Supplied material.
# # # #

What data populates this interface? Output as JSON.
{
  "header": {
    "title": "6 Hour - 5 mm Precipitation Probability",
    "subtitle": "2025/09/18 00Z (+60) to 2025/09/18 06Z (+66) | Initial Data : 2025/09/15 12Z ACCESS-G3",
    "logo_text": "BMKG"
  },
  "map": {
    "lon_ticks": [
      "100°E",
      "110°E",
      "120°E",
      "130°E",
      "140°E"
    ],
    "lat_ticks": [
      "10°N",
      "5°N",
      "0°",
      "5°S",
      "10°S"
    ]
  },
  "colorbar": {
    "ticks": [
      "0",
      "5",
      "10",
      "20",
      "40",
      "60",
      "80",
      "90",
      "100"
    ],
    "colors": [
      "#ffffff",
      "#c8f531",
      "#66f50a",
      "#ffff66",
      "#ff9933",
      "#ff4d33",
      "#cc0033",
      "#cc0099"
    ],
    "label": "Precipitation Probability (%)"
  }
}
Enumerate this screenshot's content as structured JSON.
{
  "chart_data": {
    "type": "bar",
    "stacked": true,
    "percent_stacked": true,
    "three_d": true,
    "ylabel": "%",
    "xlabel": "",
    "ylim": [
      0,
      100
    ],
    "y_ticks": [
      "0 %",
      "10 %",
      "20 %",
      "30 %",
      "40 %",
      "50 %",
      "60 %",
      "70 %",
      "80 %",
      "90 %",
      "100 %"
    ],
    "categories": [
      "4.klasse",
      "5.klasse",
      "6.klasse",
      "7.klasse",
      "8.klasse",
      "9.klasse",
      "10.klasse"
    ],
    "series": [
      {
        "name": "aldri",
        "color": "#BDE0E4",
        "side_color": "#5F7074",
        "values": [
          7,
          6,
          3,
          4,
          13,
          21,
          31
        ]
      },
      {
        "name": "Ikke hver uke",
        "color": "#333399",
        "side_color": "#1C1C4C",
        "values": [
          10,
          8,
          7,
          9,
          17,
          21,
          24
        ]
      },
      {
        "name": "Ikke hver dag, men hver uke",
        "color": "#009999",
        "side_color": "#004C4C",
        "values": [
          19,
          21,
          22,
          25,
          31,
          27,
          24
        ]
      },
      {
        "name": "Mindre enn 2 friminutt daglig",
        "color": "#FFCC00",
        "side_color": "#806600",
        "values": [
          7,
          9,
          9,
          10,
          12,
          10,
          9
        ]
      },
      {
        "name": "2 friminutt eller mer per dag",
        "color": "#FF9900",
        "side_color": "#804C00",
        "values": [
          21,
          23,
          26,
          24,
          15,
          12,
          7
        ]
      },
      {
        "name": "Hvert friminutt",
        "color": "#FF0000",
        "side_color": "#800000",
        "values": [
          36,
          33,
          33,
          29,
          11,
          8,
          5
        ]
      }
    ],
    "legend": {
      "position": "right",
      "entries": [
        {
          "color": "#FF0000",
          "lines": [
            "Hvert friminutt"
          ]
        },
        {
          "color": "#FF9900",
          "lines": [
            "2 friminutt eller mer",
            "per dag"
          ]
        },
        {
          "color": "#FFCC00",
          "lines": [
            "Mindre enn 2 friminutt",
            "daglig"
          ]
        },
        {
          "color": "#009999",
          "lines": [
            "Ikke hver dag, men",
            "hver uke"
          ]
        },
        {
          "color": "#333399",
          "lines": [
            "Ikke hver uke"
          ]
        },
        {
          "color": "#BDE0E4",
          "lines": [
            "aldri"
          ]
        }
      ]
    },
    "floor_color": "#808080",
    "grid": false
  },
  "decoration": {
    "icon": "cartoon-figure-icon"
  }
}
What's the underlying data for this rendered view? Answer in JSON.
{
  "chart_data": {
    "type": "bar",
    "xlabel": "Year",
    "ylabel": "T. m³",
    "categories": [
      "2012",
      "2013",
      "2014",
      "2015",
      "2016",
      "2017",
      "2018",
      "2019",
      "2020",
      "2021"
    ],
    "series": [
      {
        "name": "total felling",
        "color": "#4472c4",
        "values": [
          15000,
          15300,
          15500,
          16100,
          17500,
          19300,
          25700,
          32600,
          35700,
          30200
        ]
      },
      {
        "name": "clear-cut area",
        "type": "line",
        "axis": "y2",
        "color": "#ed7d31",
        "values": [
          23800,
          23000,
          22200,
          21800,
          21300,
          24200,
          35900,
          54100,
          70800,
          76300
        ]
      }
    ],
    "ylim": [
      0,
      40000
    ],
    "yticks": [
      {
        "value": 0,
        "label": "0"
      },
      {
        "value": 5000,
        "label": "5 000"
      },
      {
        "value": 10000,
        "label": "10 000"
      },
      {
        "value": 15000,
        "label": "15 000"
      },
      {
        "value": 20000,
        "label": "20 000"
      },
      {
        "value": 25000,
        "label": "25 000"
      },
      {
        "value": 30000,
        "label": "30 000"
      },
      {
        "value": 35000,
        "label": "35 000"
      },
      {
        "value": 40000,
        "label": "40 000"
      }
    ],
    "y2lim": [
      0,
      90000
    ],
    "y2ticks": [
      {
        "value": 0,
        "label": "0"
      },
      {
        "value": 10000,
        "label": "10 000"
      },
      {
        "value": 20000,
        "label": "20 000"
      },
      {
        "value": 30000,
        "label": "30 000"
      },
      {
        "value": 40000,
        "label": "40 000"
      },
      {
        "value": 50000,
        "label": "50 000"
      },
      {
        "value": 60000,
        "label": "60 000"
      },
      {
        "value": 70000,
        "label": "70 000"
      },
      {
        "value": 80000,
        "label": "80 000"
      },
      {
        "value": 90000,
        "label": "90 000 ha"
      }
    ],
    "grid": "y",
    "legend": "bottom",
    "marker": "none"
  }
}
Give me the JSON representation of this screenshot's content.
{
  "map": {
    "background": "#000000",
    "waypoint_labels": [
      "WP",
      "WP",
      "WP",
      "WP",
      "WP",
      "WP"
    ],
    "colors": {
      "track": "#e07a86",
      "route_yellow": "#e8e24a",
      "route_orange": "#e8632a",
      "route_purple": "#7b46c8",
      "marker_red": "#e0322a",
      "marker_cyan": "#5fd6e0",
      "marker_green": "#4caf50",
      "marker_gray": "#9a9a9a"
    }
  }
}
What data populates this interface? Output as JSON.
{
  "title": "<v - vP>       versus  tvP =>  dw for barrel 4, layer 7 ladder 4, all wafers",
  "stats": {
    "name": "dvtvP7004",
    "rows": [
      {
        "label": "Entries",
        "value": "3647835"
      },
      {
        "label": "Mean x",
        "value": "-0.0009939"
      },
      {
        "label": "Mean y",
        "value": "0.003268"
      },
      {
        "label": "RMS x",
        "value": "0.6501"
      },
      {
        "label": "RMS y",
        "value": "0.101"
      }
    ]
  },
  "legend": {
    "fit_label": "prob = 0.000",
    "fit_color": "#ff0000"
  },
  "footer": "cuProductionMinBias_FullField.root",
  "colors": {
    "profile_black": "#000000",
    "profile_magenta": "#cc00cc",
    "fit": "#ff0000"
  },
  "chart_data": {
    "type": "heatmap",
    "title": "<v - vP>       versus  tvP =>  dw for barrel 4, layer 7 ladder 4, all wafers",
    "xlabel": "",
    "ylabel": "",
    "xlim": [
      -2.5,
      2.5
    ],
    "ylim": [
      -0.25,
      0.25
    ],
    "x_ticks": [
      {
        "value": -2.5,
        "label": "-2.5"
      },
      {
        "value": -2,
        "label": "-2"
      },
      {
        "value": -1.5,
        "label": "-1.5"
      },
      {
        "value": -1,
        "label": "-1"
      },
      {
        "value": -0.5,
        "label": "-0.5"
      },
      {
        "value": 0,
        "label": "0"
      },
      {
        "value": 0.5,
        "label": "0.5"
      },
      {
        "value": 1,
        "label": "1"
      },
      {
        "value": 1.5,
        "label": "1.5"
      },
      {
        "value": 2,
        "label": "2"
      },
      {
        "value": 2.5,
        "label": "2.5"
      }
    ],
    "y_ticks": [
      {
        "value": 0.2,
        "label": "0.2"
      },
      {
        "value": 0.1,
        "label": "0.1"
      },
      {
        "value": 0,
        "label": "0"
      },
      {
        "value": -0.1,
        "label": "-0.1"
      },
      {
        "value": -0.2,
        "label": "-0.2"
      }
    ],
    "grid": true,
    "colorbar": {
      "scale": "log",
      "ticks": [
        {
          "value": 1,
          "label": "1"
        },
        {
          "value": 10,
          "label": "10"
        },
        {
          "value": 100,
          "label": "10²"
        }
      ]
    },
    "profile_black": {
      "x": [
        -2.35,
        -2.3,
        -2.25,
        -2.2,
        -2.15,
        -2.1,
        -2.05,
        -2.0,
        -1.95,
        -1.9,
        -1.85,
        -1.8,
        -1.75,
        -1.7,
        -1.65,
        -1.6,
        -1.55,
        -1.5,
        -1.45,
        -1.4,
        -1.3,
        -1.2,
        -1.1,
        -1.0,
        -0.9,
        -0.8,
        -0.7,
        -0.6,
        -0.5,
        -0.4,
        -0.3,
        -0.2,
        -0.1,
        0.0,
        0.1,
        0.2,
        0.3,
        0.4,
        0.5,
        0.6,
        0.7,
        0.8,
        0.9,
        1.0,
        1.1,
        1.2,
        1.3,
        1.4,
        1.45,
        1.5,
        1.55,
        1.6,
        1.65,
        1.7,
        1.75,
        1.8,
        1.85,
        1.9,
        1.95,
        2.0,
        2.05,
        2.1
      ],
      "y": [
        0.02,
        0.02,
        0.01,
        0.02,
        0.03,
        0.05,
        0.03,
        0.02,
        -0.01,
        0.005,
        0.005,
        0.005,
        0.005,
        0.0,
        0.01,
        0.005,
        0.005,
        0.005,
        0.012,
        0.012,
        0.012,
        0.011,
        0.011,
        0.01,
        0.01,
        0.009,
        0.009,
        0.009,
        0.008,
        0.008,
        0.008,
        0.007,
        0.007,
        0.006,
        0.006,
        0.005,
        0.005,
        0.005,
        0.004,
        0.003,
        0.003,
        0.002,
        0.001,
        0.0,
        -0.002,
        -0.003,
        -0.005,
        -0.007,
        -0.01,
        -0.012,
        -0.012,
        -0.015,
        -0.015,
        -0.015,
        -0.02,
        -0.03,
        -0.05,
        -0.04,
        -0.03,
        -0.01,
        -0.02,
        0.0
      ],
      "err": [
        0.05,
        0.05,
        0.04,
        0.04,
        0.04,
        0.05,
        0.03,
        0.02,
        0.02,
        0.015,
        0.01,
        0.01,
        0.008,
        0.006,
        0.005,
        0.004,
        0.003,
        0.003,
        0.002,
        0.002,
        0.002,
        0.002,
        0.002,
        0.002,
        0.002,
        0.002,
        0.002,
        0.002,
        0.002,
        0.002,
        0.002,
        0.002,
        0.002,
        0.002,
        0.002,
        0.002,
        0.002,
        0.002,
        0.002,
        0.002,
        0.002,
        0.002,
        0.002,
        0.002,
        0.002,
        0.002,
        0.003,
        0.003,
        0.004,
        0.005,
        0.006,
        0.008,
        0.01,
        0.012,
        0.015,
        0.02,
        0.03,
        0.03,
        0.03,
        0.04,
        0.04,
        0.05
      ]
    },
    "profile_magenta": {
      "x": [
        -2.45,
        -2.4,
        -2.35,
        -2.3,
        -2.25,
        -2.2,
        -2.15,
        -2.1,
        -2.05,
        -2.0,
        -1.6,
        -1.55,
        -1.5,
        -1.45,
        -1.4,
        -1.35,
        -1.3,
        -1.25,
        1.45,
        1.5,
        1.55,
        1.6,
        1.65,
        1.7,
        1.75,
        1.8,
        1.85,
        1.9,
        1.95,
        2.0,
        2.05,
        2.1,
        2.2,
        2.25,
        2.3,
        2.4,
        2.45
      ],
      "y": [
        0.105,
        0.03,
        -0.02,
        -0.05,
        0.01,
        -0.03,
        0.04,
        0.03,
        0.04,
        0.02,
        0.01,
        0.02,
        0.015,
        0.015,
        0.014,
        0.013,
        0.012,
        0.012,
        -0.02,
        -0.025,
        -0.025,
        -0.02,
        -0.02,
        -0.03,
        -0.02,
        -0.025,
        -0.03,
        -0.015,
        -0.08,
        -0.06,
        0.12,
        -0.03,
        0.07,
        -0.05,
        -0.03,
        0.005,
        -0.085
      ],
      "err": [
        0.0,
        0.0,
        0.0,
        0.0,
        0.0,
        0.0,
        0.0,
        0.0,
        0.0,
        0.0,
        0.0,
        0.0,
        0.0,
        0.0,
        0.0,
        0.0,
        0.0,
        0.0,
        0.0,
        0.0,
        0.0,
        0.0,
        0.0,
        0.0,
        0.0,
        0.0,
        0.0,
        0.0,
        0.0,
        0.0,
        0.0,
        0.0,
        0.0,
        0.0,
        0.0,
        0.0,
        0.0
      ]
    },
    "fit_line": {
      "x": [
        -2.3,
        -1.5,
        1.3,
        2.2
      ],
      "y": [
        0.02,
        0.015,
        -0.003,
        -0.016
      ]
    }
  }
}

# # # #

Goal of the exercise. Copy out each line in the preceding records that contains "layer".

Reply to the task.
  "title": "<v - vP>       versus  tvP =>  dw for barrel 4, layer 7 ladder 4, all wafers",
    "title": "<v - vP>       versus  tvP =>  dw for barrel 4, layer 7 ladder 4, all wafers",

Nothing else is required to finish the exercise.